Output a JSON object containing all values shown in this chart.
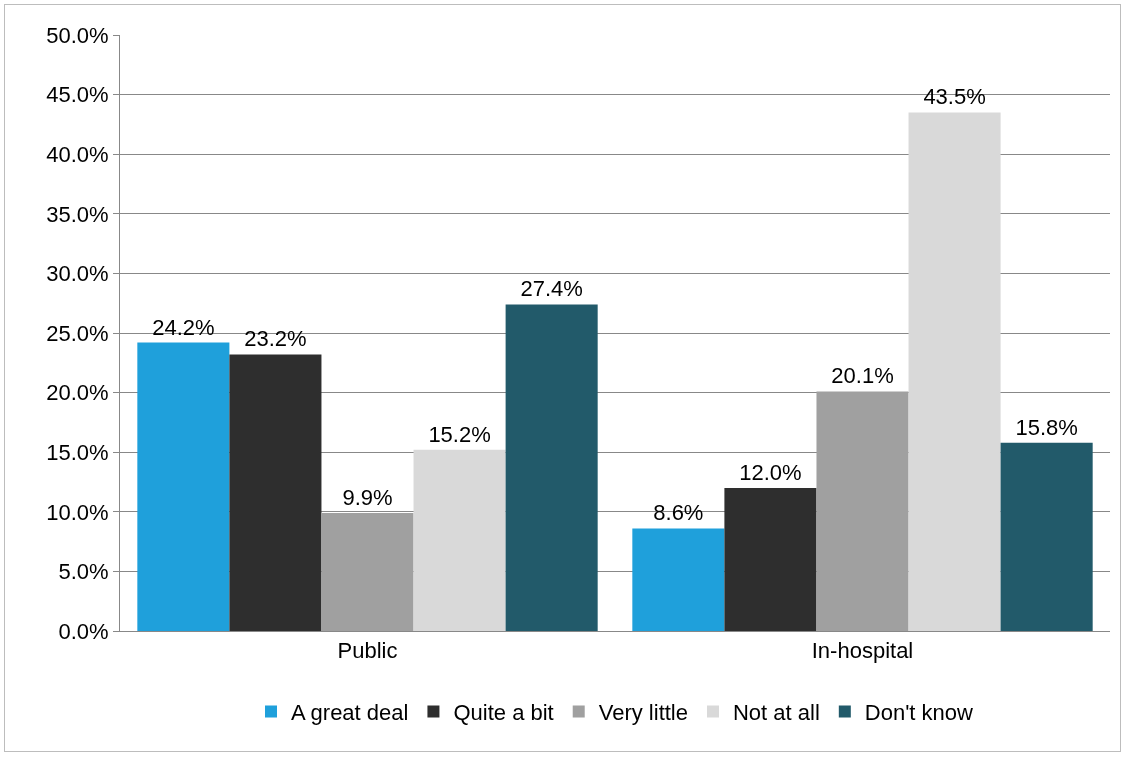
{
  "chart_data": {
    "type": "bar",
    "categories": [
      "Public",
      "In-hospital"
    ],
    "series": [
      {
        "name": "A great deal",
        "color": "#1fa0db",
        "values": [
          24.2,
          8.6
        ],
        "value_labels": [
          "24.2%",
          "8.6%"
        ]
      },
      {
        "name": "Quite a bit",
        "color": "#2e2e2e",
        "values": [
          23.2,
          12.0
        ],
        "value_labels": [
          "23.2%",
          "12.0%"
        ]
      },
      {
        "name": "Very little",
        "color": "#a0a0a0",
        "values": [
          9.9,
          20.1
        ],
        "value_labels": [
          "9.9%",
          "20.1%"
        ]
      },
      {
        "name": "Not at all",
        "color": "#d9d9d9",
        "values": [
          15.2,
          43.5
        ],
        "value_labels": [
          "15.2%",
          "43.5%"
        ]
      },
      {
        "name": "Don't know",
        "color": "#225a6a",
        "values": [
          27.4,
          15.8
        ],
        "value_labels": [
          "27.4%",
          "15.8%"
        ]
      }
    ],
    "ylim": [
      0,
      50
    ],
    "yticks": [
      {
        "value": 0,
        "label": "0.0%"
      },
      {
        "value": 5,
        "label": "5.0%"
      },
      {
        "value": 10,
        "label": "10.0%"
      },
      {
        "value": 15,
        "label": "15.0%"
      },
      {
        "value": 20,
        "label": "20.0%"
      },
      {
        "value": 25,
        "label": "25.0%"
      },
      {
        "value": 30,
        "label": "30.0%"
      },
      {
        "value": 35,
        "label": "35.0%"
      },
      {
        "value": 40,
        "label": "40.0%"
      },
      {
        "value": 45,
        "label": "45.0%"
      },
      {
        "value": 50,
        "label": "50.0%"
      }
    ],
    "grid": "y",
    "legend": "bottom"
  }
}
● ● ● ●
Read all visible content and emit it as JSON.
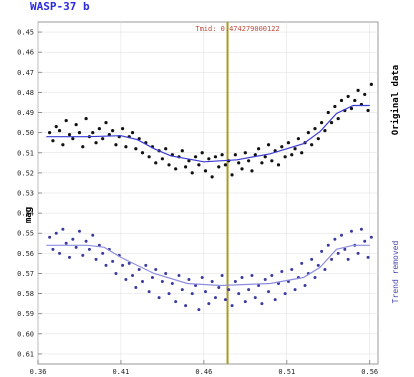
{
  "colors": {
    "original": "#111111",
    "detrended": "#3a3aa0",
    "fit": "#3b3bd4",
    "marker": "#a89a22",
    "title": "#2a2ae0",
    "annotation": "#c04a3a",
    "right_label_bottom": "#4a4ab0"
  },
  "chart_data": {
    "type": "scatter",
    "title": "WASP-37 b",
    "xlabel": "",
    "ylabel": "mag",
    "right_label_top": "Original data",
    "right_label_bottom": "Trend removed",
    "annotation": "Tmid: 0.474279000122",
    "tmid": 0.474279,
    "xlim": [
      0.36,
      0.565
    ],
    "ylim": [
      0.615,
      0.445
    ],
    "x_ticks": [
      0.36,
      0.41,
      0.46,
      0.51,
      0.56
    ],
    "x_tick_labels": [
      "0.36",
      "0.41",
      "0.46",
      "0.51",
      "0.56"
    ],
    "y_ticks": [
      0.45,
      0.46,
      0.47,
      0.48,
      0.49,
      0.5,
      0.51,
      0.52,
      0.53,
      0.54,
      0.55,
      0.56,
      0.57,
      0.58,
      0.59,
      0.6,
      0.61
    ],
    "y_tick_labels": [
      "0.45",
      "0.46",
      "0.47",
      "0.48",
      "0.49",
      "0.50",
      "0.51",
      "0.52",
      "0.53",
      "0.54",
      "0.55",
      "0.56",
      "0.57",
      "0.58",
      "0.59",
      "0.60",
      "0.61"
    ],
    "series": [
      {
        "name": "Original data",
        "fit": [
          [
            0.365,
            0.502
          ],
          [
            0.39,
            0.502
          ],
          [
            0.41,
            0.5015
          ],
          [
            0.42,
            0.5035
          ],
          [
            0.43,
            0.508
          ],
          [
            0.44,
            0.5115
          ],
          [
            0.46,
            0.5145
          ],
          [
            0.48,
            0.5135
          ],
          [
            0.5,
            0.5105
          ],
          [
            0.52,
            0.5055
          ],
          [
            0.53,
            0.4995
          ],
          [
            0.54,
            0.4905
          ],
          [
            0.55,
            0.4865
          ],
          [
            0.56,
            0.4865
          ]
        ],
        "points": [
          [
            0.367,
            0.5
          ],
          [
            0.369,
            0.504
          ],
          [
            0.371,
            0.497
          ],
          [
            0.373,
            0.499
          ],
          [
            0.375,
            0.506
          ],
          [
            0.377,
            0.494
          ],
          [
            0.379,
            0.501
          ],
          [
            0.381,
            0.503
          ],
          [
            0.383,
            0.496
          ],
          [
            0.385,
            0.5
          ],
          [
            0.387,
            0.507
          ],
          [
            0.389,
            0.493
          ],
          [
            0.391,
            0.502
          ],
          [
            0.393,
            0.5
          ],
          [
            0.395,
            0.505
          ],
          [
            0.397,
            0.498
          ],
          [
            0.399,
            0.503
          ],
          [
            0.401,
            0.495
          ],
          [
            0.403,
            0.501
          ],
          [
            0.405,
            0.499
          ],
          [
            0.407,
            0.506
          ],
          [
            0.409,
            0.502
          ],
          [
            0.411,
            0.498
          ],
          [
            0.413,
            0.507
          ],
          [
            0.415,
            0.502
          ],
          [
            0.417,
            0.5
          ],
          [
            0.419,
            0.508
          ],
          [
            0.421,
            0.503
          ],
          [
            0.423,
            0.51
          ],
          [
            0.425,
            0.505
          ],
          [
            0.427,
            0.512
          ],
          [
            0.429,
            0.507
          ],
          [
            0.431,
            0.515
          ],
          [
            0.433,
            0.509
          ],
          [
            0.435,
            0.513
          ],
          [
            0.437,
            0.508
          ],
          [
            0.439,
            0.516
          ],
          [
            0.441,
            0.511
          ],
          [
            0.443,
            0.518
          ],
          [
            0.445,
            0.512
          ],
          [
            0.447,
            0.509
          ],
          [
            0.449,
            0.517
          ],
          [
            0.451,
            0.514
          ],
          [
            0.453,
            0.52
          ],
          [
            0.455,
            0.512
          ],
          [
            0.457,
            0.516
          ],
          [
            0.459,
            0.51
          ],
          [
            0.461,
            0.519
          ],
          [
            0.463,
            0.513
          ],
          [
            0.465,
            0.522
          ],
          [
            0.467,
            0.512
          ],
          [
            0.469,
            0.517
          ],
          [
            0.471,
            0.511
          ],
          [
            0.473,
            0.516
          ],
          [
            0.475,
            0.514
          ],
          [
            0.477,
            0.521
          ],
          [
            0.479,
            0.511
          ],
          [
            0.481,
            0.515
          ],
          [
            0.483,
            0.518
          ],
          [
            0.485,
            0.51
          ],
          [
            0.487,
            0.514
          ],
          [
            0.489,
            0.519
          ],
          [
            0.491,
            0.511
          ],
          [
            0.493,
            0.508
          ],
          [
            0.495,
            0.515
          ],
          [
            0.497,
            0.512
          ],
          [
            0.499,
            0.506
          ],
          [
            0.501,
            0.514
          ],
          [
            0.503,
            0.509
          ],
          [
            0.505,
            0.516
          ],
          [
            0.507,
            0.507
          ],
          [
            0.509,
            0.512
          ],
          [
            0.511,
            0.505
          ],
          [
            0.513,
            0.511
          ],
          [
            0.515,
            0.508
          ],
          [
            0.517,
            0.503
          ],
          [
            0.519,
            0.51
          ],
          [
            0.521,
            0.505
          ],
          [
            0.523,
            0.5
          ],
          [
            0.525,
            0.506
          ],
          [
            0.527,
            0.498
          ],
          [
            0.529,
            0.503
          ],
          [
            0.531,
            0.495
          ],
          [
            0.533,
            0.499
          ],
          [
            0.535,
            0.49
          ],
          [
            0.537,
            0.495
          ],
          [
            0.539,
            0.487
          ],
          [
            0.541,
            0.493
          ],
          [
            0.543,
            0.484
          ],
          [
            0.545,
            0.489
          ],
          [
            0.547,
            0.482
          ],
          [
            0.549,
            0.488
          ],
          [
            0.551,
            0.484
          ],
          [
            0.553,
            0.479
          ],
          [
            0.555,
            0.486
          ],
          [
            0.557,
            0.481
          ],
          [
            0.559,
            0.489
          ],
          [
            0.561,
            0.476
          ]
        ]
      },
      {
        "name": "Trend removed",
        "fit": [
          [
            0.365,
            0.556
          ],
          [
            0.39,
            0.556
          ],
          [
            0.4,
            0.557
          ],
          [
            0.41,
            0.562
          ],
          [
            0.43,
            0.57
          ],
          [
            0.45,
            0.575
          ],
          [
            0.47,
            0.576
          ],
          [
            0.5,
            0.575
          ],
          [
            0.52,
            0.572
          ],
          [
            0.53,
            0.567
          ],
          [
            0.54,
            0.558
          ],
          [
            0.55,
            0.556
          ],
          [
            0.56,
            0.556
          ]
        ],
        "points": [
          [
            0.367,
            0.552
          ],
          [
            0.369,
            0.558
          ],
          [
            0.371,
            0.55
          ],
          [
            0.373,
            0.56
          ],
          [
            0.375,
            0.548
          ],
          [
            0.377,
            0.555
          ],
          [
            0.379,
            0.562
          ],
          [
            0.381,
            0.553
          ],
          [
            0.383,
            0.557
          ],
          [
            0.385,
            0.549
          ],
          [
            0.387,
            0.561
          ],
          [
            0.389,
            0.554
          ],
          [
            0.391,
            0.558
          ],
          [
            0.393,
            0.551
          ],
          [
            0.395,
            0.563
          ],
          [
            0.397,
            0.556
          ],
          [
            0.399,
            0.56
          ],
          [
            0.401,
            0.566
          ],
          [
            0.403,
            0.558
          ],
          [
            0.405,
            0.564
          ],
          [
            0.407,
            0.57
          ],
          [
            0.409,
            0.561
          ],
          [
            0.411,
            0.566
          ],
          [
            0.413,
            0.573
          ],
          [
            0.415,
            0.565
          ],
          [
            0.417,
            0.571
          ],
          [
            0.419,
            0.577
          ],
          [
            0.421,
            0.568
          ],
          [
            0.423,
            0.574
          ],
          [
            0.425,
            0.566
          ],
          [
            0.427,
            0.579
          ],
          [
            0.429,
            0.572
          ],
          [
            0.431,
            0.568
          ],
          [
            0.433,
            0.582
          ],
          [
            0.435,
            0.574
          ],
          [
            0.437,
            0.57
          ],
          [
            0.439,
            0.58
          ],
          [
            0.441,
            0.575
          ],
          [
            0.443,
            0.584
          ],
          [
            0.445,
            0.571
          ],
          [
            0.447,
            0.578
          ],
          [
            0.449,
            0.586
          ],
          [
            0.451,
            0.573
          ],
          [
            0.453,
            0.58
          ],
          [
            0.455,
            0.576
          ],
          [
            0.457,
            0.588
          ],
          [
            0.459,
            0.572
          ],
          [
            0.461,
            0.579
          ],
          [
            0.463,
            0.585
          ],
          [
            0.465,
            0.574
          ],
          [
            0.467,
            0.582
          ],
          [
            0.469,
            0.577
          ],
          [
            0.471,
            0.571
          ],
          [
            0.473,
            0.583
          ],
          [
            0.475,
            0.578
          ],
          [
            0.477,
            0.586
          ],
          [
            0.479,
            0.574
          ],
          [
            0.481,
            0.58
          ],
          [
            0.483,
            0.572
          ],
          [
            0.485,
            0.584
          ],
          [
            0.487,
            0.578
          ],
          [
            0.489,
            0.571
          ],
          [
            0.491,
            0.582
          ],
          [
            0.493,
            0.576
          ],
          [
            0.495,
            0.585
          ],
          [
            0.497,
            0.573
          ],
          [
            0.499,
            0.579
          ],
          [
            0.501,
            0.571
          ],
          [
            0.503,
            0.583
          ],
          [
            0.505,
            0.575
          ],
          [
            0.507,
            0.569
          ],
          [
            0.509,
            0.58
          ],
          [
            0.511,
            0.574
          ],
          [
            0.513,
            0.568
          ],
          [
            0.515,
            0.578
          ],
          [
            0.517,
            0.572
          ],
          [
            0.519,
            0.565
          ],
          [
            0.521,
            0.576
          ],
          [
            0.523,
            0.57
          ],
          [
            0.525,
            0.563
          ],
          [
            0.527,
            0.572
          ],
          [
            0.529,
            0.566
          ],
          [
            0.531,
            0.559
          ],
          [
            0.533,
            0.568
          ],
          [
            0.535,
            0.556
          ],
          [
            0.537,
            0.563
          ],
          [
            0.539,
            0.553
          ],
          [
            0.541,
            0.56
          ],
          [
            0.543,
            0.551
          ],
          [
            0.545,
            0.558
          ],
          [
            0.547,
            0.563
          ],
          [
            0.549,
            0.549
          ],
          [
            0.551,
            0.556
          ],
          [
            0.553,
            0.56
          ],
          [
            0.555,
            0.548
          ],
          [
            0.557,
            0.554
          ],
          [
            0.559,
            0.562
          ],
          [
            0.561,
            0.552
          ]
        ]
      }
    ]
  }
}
● ● ● ●
From the listing, copy each line containing the word "JSON".

Output a JSON object containing all values shown in this chart.
Read all visible content and emit it as JSON.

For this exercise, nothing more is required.